▶ [To be done]
Transcribe verbatim every line from the line containing "Decode this image" to the end of the entries, including both endpoints. Output nothing beyond those lines.

########################################

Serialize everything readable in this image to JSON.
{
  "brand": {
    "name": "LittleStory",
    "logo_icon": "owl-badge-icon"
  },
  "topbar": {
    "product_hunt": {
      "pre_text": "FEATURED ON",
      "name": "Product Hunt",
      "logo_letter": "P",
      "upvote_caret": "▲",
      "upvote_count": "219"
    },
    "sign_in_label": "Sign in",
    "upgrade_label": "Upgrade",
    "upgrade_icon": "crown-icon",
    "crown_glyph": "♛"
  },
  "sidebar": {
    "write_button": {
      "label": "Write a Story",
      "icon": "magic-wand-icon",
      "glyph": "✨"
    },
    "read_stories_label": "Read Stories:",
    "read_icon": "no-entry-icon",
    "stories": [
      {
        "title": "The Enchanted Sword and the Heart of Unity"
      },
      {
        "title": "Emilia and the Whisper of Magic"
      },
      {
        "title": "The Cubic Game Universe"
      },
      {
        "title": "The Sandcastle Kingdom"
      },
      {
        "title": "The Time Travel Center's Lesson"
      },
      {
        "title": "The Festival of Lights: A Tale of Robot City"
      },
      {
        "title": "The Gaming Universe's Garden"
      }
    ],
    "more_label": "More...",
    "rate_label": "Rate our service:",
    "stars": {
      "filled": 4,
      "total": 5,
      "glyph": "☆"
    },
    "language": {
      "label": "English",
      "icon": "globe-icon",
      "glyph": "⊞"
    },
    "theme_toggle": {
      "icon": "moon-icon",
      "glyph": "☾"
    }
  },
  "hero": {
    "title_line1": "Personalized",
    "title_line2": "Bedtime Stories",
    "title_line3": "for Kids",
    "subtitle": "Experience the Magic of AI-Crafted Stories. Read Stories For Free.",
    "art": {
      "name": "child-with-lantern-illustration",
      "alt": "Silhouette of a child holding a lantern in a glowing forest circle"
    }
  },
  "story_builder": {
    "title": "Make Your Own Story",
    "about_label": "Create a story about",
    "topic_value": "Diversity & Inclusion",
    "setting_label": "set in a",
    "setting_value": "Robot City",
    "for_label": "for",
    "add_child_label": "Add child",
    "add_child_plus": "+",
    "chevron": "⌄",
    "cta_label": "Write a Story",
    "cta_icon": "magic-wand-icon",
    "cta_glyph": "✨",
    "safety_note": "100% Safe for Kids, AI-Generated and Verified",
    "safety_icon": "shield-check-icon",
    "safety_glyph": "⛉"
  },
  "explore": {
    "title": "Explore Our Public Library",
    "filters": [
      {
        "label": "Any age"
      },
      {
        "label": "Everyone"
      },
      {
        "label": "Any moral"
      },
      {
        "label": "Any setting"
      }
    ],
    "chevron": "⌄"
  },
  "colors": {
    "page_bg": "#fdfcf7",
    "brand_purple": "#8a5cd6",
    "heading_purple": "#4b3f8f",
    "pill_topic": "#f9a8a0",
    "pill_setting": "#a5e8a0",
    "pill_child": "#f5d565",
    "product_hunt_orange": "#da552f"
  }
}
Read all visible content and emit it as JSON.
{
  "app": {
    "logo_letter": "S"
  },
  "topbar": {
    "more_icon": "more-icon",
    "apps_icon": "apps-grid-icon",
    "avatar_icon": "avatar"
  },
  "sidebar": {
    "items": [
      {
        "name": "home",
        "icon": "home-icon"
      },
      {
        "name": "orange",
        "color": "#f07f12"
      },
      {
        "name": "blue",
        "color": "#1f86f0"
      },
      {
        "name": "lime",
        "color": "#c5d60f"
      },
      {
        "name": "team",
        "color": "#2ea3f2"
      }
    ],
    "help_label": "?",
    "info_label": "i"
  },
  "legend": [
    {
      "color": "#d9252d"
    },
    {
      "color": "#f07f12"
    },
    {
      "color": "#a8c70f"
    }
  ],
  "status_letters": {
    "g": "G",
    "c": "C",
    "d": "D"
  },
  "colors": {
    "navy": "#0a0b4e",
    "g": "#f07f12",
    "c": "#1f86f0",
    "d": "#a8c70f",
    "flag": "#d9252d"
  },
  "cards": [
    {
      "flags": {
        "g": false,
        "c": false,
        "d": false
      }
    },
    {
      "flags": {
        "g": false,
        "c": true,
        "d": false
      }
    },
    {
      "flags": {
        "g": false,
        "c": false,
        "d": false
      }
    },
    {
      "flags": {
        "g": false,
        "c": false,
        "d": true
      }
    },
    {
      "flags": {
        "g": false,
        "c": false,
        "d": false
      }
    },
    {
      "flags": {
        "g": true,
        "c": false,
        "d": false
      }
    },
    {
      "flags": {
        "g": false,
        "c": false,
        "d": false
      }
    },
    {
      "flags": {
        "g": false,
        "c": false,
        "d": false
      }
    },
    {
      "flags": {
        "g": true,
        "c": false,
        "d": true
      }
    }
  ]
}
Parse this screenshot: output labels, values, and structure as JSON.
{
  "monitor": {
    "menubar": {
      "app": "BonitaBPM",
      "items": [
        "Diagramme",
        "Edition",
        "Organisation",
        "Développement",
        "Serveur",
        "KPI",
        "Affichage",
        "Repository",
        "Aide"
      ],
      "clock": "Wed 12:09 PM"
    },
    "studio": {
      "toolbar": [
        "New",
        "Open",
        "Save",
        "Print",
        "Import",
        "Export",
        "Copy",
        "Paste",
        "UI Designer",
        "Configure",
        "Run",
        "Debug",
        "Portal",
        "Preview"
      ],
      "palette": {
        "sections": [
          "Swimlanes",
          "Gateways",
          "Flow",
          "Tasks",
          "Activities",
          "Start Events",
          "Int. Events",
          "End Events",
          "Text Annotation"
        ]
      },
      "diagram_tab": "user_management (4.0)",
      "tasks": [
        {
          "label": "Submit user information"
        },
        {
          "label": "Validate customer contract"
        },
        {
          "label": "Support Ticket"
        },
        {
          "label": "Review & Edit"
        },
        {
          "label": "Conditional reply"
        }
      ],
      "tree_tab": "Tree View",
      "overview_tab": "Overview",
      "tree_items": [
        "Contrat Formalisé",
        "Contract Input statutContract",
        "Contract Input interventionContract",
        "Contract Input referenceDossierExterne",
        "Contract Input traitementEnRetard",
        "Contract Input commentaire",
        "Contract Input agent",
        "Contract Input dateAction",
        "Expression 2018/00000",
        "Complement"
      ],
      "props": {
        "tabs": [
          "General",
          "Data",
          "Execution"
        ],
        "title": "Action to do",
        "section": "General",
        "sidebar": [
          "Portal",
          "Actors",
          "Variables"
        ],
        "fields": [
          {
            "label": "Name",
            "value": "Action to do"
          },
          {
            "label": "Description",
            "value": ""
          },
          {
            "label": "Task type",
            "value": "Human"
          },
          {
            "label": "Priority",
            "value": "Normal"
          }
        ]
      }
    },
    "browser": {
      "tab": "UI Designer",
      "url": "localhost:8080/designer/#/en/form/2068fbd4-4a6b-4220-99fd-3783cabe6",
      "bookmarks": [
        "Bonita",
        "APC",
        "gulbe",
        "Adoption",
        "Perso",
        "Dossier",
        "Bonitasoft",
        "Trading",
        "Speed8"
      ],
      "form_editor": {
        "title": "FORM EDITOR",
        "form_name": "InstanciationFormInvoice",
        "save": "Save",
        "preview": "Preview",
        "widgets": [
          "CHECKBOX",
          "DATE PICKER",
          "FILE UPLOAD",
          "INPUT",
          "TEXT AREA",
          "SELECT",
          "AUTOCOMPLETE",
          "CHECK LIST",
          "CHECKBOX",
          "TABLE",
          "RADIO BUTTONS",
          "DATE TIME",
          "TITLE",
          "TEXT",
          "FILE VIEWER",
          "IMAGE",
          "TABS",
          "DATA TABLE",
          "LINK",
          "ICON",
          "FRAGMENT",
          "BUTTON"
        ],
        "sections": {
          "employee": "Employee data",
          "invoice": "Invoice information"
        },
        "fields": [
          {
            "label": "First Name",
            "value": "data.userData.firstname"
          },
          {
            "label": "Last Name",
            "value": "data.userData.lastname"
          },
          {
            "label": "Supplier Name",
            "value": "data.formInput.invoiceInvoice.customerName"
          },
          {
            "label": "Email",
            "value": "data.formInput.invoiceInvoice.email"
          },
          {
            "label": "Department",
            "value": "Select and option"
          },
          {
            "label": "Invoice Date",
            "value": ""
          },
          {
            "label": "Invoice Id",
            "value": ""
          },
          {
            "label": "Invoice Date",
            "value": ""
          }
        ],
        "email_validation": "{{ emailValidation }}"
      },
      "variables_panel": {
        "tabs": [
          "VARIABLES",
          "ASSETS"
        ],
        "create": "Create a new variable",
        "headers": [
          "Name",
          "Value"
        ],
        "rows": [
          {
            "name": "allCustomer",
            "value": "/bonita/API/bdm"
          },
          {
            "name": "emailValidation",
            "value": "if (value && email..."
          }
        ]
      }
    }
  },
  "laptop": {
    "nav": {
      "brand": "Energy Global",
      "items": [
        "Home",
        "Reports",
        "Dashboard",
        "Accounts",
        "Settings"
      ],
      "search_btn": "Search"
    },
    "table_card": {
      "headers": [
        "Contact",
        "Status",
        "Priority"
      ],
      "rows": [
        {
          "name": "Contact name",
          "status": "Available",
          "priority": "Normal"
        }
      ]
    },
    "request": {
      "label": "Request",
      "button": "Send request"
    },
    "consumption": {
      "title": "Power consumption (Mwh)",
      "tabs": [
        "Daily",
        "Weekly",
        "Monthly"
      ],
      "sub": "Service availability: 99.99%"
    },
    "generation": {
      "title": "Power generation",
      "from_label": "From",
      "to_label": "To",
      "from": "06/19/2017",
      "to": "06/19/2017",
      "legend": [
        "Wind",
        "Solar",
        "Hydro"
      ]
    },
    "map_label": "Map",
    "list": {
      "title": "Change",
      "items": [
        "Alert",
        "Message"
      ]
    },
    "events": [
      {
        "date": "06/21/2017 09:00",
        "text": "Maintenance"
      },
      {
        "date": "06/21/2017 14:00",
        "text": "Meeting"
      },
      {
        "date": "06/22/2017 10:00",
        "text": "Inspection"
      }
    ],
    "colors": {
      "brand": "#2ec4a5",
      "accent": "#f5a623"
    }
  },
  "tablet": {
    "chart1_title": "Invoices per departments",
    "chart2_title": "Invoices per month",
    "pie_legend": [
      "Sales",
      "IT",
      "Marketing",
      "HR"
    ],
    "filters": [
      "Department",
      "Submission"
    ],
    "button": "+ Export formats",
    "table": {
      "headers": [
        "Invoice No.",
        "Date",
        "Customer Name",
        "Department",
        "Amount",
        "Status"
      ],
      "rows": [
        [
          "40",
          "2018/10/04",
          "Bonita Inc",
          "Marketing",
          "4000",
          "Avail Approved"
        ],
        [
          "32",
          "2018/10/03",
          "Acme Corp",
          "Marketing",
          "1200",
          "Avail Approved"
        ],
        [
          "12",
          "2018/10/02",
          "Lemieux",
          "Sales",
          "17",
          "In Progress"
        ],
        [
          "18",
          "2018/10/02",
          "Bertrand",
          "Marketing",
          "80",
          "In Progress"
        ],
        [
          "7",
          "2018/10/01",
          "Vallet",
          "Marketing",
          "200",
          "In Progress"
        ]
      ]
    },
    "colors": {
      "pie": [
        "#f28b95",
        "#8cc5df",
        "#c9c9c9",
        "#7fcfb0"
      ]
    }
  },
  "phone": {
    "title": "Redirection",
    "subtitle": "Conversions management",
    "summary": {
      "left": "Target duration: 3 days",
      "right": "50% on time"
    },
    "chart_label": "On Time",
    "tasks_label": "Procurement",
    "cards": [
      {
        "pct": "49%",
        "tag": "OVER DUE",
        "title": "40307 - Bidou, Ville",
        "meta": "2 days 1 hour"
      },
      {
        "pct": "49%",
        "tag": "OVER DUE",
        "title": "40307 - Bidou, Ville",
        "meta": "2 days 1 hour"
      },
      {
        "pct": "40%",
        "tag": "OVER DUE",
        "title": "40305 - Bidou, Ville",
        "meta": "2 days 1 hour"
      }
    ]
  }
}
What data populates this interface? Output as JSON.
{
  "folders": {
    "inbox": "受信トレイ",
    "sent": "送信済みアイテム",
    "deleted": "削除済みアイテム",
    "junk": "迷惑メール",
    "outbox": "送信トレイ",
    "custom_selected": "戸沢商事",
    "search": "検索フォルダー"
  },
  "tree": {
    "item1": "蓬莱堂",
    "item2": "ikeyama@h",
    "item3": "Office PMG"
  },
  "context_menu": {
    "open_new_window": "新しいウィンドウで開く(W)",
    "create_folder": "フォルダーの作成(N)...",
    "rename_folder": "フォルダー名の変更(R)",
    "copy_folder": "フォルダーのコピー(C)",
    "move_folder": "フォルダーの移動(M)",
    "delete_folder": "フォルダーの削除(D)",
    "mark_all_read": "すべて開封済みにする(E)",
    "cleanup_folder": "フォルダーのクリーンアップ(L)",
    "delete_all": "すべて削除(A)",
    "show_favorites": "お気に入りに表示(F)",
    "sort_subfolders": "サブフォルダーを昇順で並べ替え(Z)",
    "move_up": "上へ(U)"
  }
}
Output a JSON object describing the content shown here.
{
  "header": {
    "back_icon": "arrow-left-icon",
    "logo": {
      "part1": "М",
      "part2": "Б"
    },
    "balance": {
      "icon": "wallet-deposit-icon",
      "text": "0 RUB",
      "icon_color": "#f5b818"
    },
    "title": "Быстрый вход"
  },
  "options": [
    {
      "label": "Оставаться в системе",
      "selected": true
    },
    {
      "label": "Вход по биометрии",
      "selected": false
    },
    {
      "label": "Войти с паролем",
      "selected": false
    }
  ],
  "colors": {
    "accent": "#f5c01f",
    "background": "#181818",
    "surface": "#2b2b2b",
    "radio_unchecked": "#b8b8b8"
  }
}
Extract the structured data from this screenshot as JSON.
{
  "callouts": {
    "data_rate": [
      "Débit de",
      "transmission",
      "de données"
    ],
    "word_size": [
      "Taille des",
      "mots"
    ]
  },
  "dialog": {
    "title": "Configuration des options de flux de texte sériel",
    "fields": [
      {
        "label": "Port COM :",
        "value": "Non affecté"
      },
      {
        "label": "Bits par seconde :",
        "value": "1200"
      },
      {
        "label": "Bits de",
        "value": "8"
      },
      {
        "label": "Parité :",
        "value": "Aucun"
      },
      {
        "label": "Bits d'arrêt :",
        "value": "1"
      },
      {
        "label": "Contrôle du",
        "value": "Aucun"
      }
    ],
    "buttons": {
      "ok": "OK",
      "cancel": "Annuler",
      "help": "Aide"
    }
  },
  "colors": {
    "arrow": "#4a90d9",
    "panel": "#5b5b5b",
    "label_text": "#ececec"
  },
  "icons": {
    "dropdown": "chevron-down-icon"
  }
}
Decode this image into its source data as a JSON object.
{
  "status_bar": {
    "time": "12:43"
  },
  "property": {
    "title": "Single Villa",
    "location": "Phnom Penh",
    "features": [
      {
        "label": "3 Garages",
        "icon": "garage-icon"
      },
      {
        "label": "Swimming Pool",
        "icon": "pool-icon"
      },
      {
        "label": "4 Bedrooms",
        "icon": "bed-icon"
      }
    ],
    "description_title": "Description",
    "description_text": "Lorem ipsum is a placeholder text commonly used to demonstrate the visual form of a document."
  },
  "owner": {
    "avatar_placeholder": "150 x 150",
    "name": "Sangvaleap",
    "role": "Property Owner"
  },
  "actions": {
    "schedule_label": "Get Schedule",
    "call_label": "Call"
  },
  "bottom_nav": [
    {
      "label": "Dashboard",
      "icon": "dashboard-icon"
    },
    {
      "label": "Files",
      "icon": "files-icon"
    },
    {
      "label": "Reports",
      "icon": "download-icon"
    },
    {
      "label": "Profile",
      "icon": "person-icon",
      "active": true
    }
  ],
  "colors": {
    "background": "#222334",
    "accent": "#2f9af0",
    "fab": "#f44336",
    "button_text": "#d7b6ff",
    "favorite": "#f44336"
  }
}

########################################

▶ [Written answer]
Decode this image into its source data as a JSON object.
{
  "status_bar": {
    "time": "12:43"
  },
  "property": {
    "title": "Single Villa",
    "location": "Phnom Penh",
    "features": [
      {
        "label": "3 Garages",
        "icon": "garage-icon"
      },
      {
        "label": "Swimming Pool",
        "icon": "pool-icon"
      },
      {
        "label": "4 Bedrooms",
        "icon": "bed-icon"
      }
    ],
    "description_title": "Description",
    "description_text": "Lorem ipsum is a placeholder text commonly used to demonstrate the visual form of a document."
  },
  "owner": {
    "avatar_placeholder": "150 x 150",
    "name": "Sangvaleap",
    "role": "Property Owner"
  },
  "actions": {
    "schedule_label": "Get Schedule",
    "call_label": "Call"
  },
  "bottom_nav": [
    {
      "label": "Dashboard",
      "icon": "dashboard-icon"
    },
    {
      "label": "Files",
      "icon": "files-icon"
    },
    {
      "label": "Reports",
      "icon": "download-icon"
    },
    {
      "label": "Profile",
      "icon": "person-icon",
      "active": true
    }
  ],
  "colors": {
    "background": "#222334",
    "accent": "#2f9af0",
    "fab": "#f44336",
    "button_text": "#d7b6ff",
    "favorite": "#f44336"
  }
}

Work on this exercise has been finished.